_GOAL OF THE EXERCISE:_
Without the pictures, set down every line of the data exactly.

--- start DATA FOR PROCESSING ---

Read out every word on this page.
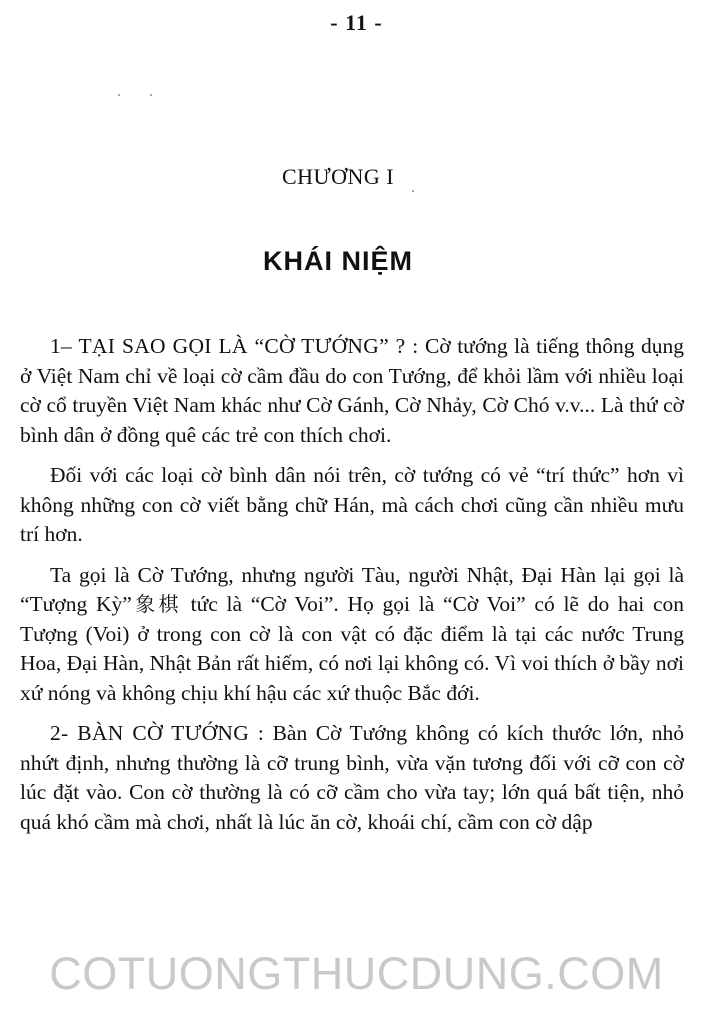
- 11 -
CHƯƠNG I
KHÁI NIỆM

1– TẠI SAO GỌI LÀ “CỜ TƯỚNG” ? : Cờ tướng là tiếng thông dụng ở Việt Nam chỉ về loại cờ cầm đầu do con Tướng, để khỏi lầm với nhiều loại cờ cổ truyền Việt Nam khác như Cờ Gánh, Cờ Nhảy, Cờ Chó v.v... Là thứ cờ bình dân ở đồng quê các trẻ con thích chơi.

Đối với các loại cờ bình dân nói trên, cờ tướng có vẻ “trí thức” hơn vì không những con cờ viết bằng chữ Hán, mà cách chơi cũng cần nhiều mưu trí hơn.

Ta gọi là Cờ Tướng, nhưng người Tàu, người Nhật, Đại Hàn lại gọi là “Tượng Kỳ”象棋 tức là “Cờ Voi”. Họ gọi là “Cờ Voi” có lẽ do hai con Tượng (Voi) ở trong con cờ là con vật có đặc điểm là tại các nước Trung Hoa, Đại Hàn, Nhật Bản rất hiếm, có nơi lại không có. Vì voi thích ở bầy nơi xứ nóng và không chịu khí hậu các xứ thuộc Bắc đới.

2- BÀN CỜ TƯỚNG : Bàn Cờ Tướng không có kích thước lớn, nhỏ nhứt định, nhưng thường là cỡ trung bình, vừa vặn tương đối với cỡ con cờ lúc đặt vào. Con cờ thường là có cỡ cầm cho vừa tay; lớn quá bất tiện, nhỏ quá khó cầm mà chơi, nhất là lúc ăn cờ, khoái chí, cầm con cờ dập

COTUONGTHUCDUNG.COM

--- end DATA FOR PROCESSING ---

_FINISHED ANSWER:_
Read out every word on this page.
- 11 -
CHƯƠNG I
KHÁI NIỆM

1– TẠI SAO GỌI LÀ “CỜ TƯỚNG” ? : Cờ tướng là tiếng thông dụng ở Việt Nam chỉ về loại cờ cầm đầu do con Tướng, để khỏi lầm với nhiều loại cờ cổ truyền Việt Nam khác như Cờ Gánh, Cờ Nhảy, Cờ Chó v.v... Là thứ cờ bình dân ở đồng quê các trẻ con thích chơi.

Đối với các loại cờ bình dân nói trên, cờ tướng có vẻ “trí thức” hơn vì không những con cờ viết bằng chữ Hán, mà cách chơi cũng cần nhiều mưu trí hơn.

Ta gọi là Cờ Tướng, nhưng người Tàu, người Nhật, Đại Hàn lại gọi là “Tượng Kỳ”象棋 tức là “Cờ Voi”. Họ gọi là “Cờ Voi” có lẽ do hai con Tượng (Voi) ở trong con cờ là con vật có đặc điểm là tại các nước Trung Hoa, Đại Hàn, Nhật Bản rất hiếm, có nơi lại không có. Vì voi thích ở bầy nơi xứ nóng và không chịu khí hậu các xứ thuộc Bắc đới.

2- BÀN CỜ TƯỚNG : Bàn Cờ Tướng không có kích thước lớn, nhỏ nhứt định, nhưng thường là cỡ trung bình, vừa vặn tương đối với cỡ con cờ lúc đặt vào. Con cờ thường là có cỡ cầm cho vừa tay; lớn quá bất tiện, nhỏ quá khó cầm mà chơi, nhất là lúc ăn cờ, khoái chí, cầm con cờ dập

COTUONGTHUCDUNG.COM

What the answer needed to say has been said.